Exercise requirements -
Search the material below for the string "rádio" and extract each line that has it.

Dataset content -
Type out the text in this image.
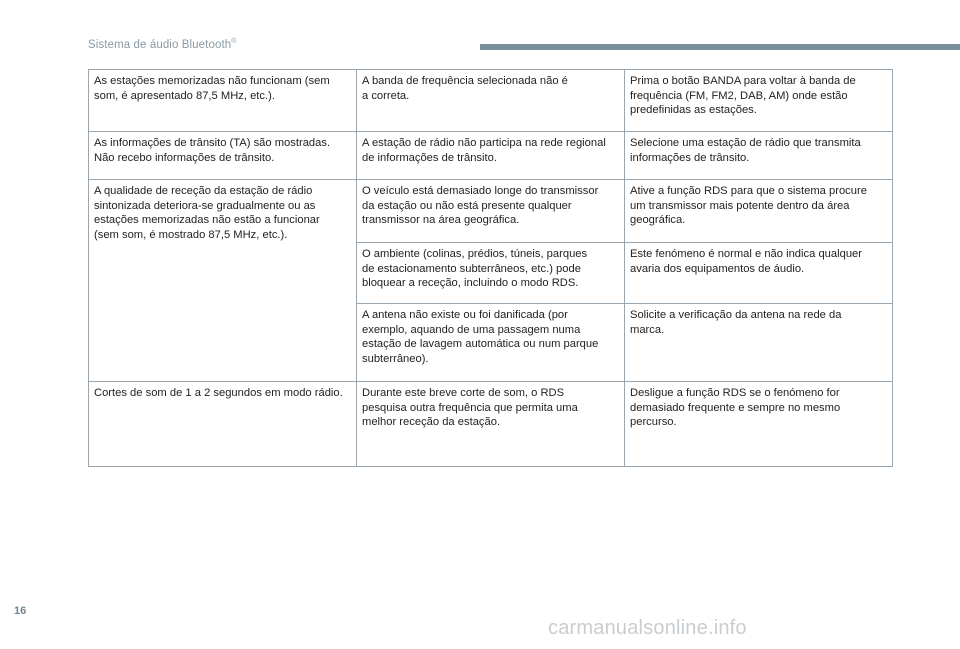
Sistema de áudio Bluetooth®
As estações memorizadas não funcionam (sem
som, é apresentado 87,5 MHz, etc.).	A banda de frequência selecionada não é
a correta.	Prima o botão BANDA para voltar à banda de
frequência (FM, FM2, DAB, AM) onde estão
predefinidas as estações.

As informações de trânsito (TA) são mostradas.
Não recebo informações de trânsito.	A estação de rádio não participa na rede regional
de informações de trânsito.	Selecione uma estação de rádio que transmita
informações de trânsito.

A qualidade de receção da estação de rádio
sintonizada deteriora-se gradualmente ou as
estações memorizadas não estão a funcionar
(sem som, é mostrado 87,5 MHz, etc.).	O veículo está demasiado longe do transmissor
da estação ou não está presente qualquer
transmissor na área geográfica.	Ative a função RDS para que o sistema procure
um transmissor mais potente dentro da área
geográfica.

	O ambiente (colinas, prédios, túneis, parques
de estacionamento subterrâneos, etc.) pode
bloquear a receção, incluindo o modo RDS.	Este fenómeno é normal e não indica qualquer
avaria dos equipamentos de áudio.

	A antena não existe ou foi danificada (por
exemplo, aquando de uma passagem numa
estação de lavagem automática ou num parque
subterrâneo).	Solicite a verificação da antena na rede da
marca.

Cortes de som de 1 a 2 segundos em modo rádio.	Durante este breve corte de som, o RDS
pesquisa outra frequência que permita uma
melhor receção da estação.	Desligue a função RDS se o fenómeno for
demasiado frequente e sempre no mesmo
percurso.
16
carmanualsonline.info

Answer to the exercise -
Não recebo informações de trânsito.	A estação de rádio não participa na rede regional
de informações de trânsito.	Selecione uma estação de rádio que transmita
A qualidade de receção da estação de rádio
Cortes de som de 1 a 2 segundos em modo rádio.	Durante este breve corte de som, o RDS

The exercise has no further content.